Reproduce the material exactly, omitting nothing.

- Records provided
"""

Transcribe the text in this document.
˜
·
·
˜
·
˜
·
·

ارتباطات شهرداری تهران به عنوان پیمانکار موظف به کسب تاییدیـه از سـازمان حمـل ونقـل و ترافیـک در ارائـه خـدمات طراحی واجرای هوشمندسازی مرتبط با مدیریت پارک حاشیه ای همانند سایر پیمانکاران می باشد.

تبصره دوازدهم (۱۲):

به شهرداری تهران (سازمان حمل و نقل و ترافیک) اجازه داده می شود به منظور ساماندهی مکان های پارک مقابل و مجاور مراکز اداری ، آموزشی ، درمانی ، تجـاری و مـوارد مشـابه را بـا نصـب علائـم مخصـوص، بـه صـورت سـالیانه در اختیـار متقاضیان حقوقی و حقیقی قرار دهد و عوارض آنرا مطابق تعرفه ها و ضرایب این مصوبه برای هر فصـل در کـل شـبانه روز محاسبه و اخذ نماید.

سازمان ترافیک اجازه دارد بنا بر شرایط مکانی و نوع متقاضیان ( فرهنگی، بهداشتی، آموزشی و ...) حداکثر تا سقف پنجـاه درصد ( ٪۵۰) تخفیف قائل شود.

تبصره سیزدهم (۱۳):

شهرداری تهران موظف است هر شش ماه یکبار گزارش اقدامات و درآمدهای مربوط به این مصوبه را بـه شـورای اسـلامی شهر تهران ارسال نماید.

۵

"""

- Task response
Transcribe the text in this document.
˜
·
·
˜
·
˜
·
·

ارتباطات شهرداری تهران به عنوان پیمانکار موظف به کسب تاییدیـه از سـازمان حمـل ونقـل و ترافیـک در ارائـه خـدمات طراحی واجرای هوشمندسازی مرتبط با مدیریت پارک حاشیه ای همانند سایر پیمانکاران می باشد.

تبصره دوازدهم (۱۲):

به شهرداری تهران (سازمان حمل و نقل و ترافیک) اجازه داده می شود به منظور ساماندهی مکان های پارک مقابل و مجاور مراکز اداری ، آموزشی ، درمانی ، تجـاری و مـوارد مشـابه را بـا نصـب علائـم مخصـوص، بـه صـورت سـالیانه در اختیـار متقاضیان حقوقی و حقیقی قرار دهد و عوارض آنرا مطابق تعرفه ها و ضرایب این مصوبه برای هر فصـل در کـل شـبانه روز محاسبه و اخذ نماید.

سازمان ترافیک اجازه دارد بنا بر شرایط مکانی و نوع متقاضیان ( فرهنگی، بهداشتی، آموزشی و ...) حداکثر تا سقف پنجـاه درصد ( ٪۵۰) تخفیف قائل شود.

تبصره سیزدهم (۱۳):

شهرداری تهران موظف است هر شش ماه یکبار گزارش اقدامات و درآمدهای مربوط به این مصوبه را بـه شـورای اسـلامی شهر تهران ارسال نماید.

۵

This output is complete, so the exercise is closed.